## Short task
Which lines include the word "Lisätietoja"? Copy each of them.

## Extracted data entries
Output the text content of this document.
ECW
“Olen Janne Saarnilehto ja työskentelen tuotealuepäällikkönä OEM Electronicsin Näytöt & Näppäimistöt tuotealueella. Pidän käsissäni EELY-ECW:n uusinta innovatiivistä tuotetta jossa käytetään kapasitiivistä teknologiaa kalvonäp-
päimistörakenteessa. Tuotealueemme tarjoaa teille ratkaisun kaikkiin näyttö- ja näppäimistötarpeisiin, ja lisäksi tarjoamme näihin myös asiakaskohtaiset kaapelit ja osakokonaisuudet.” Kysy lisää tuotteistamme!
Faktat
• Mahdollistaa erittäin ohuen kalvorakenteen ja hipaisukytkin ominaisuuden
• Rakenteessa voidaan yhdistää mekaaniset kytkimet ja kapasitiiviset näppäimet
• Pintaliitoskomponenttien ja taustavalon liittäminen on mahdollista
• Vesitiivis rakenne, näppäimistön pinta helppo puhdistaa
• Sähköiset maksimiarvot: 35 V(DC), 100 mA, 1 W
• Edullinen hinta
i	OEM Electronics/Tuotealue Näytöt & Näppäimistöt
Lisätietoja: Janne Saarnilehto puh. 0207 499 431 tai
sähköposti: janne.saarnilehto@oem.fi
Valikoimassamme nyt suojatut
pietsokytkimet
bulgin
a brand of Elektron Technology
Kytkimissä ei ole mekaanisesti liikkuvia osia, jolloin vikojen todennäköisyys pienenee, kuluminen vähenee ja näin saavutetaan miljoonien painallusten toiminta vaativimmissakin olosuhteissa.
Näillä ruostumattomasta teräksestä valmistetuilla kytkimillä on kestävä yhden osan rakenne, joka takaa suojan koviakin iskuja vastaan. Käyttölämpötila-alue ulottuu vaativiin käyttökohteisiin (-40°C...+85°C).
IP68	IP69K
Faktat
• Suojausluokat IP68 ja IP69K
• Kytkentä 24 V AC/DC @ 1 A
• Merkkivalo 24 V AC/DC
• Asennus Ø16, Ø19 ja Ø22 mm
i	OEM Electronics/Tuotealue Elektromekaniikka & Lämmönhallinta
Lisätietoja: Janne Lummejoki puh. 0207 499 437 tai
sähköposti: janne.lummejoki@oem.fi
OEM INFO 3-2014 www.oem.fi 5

## Exercise result
Lisätietoja: Janne Saarnilehto puh. 0207 499 431 tai
Lisätietoja: Janne Lummejoki puh. 0207 499 437 tai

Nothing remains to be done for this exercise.